Task directions:
Please reproduce the full summary of the high-precision modeling paper below, word for word.

Source passage:

-------

High precision modeling at the 10^{-20} level

TL;DR

This paper discusses the development of high-precision algorithms for simulating thermo-mechanical effects in optical resonators, aiming for accuracy at the 10^{-20} level to match future experimental measurement capabilities.

Contribution

It introduces a new approach to high-precision numerical modeling targeting an accuracy of 10^{-20}, addressing limitations of standard double precision methods.

Findings

Identified key challenges in achieving 10^{-20} accuracy

Analyzed a test case to understand precision limitations

Proposed directions for developing high-precision algorithms

Abstract

The requirements for accurate numerical simulation are increasing constantly. Modern high precision physics experiments now exceed the achievable numerical accuracy of standard commercial and scientific simulation tools. One example are optical resonators for which changes in the optical length are now commonly measured to 10^{-15} precision. The achievable measurement accuracy for resonators and cavities is directly influenced by changes in the distances between the optical components. If deformations in the range of 10^{-15} occur, those effects cannot be modeled and analysed any more with standard methods based on double precision data types. New experimental approaches point out that the achievable experimental accuracies may improve down to the level of 10^{-17} in the near future. For the development and improvement of high precision resonators and the analysis of experimental data, new methods have to be developed which enable the needed level of simulation accuracy. Therefore we plan the development of new high precision algorithms for the simulation and modeling of thermo-mechanical effects with an achievable accuracy of 10^{-20}. In this paper we analyse a test case and identify the problems on the way to this goal.

-------

Dataset extract:

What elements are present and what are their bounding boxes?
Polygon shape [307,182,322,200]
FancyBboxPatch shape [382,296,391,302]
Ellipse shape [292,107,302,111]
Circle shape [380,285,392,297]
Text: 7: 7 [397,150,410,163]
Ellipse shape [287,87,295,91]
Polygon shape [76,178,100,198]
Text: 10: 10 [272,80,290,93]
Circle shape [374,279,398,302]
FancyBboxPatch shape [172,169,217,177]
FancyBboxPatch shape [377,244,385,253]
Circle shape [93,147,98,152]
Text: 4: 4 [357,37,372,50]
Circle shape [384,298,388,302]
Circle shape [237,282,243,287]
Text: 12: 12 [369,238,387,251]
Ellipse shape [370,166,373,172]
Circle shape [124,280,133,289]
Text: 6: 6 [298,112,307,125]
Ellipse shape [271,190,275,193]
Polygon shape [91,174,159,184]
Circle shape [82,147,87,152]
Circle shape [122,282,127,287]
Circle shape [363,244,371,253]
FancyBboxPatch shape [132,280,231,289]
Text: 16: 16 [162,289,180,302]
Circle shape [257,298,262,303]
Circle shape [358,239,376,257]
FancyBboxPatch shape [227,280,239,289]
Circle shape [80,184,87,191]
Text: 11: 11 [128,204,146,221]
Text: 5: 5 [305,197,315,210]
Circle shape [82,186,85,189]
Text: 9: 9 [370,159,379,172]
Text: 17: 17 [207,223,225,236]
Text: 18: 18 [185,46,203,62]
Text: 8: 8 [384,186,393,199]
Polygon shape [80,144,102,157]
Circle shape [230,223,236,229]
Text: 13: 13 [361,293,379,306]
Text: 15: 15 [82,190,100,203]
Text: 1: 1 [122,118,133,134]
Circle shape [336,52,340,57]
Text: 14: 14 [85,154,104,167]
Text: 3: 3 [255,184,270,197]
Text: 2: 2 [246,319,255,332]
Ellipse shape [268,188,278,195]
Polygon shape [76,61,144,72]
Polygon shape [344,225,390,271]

-------

Response below:
High precision modeling at the 10^{-20} level

TL;DR

This paper discusses the development of high-precision algorithms for simulating thermo-mechanical effects in optical resonators, aiming for accuracy at the 10^{-20} level to match future experimental measurement capabilities.

Contribution

It introduces a new approach to high-precision numerical modeling targeting an accuracy of 10^{-20}, addressing limitations of standard double precision methods.

Findings

Identified key challenges in achieving 10^{-20} accuracy

Analyzed a test case to understand precision limitations

Proposed directions for developing high-precision algorithms

Abstract

The requirements for accurate numerical simulation are increasing constantly. Modern high precision physics experiments now exceed the achievable numerical accuracy of standard commercial and scientific simulation tools. One example are optical resonators for which changes in the optical length are now commonly measured to 10^{-15} precision. The achievable measurement accuracy for resonators and cavities is directly influenced by changes in the distances between the optical components. If deformations in the range of 10^{-15} occur, those effects cannot be modeled and analysed any more with standard methods based on double precision data types. New experimental approaches point out that the achievable experimental accuracies may improve down to the level of 10^{-17} in the near future. For the development and improvement of high precision resonators and the analysis of experimental data, new methods have to be developed which enable the needed level of simulation accuracy. Therefore we plan the development of new high precision algorithms for the simulation and modeling of thermo-mechanical effects with an achievable accuracy of 10^{-20}. In this paper we analyse a test case and identify the problems on the way to this goal.